start Supplied data

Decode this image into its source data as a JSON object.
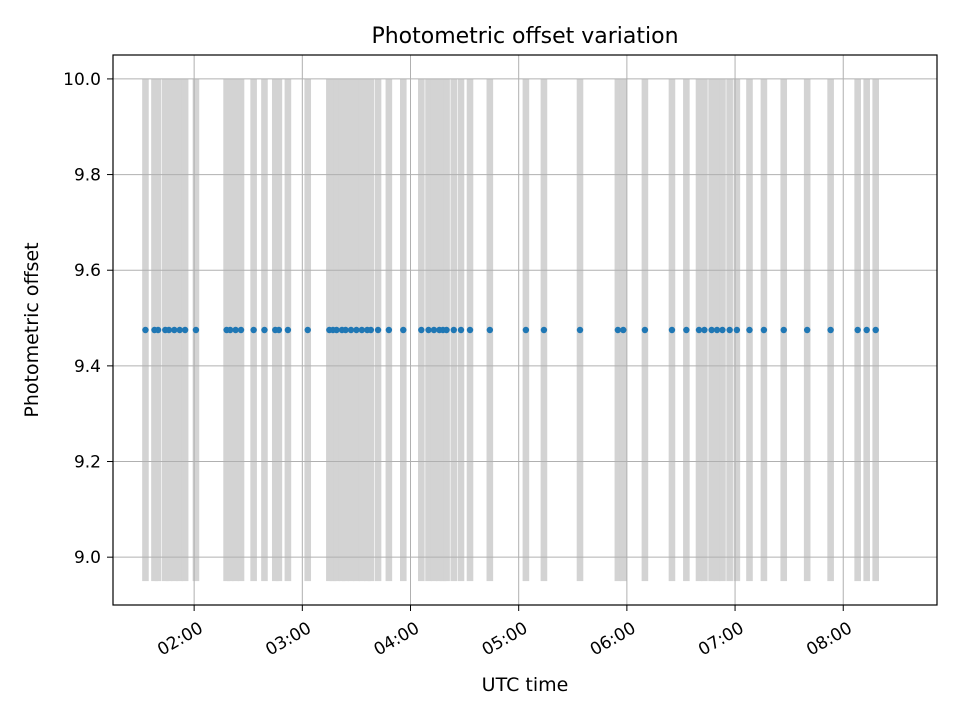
{
  "chart_data": {
    "type": "scatter",
    "title": "Photometric offset variation",
    "xlabel": "UTC time",
    "ylabel": "Photometric offset",
    "x_is_time": true,
    "xlim": [
      "01:15",
      "08:52"
    ],
    "ylim": [
      8.9,
      10.05
    ],
    "x_ticks": [
      "02:00",
      "03:00",
      "04:00",
      "05:00",
      "06:00",
      "07:00",
      "08:00"
    ],
    "y_ticks": [
      "9.0",
      "9.2",
      "9.4",
      "9.6",
      "9.8",
      "10.0"
    ],
    "grid": true,
    "marker_color": "#1f77b4",
    "band_color": "#d3d3d3",
    "band_range": [
      8.95,
      10.0
    ],
    "series": [
      {
        "x": [
          "01:33",
          "01:38",
          "01:40",
          "01:44",
          "01:46",
          "01:49",
          "01:52",
          "01:55",
          "02:01",
          "02:18",
          "02:20",
          "02:23",
          "02:26",
          "02:33",
          "02:39",
          "02:45",
          "02:47",
          "02:52",
          "03:03",
          "03:15",
          "03:17",
          "03:19",
          "03:22",
          "03:24",
          "03:27",
          "03:30",
          "03:33",
          "03:36",
          "03:38",
          "03:42",
          "03:48",
          "03:56",
          "04:06",
          "04:10",
          "04:13",
          "04:16",
          "04:18",
          "04:20",
          "04:24",
          "04:28",
          "04:33",
          "04:44",
          "05:04",
          "05:14",
          "05:34",
          "05:55",
          "05:58",
          "06:10",
          "06:25",
          "06:33",
          "06:40",
          "06:43",
          "06:47",
          "06:50",
          "06:53",
          "06:57",
          "07:01",
          "07:08",
          "07:16",
          "07:27",
          "07:40",
          "07:53",
          "08:08",
          "08:13",
          "08:18"
        ],
        "y": [
          9.475,
          9.475,
          9.475,
          9.475,
          9.475,
          9.475,
          9.475,
          9.475,
          9.475,
          9.475,
          9.475,
          9.475,
          9.475,
          9.475,
          9.475,
          9.475,
          9.475,
          9.475,
          9.475,
          9.475,
          9.475,
          9.475,
          9.475,
          9.475,
          9.475,
          9.475,
          9.475,
          9.475,
          9.475,
          9.475,
          9.475,
          9.475,
          9.475,
          9.475,
          9.475,
          9.475,
          9.475,
          9.475,
          9.475,
          9.475,
          9.475,
          9.475,
          9.475,
          9.475,
          9.475,
          9.475,
          9.475,
          9.475,
          9.475,
          9.475,
          9.475,
          9.475,
          9.475,
          9.475,
          9.475,
          9.475,
          9.475,
          9.475,
          9.475,
          9.475,
          9.475,
          9.475,
          9.475,
          9.475,
          9.475
        ]
      }
    ]
  }
}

end Supplied data

#### Exercise details
Check each line of the entries above, and show every one holding the word "Photometric".

#### Solved problem
    "title": "Photometric offset variation",
    "ylabel": "Photometric offset",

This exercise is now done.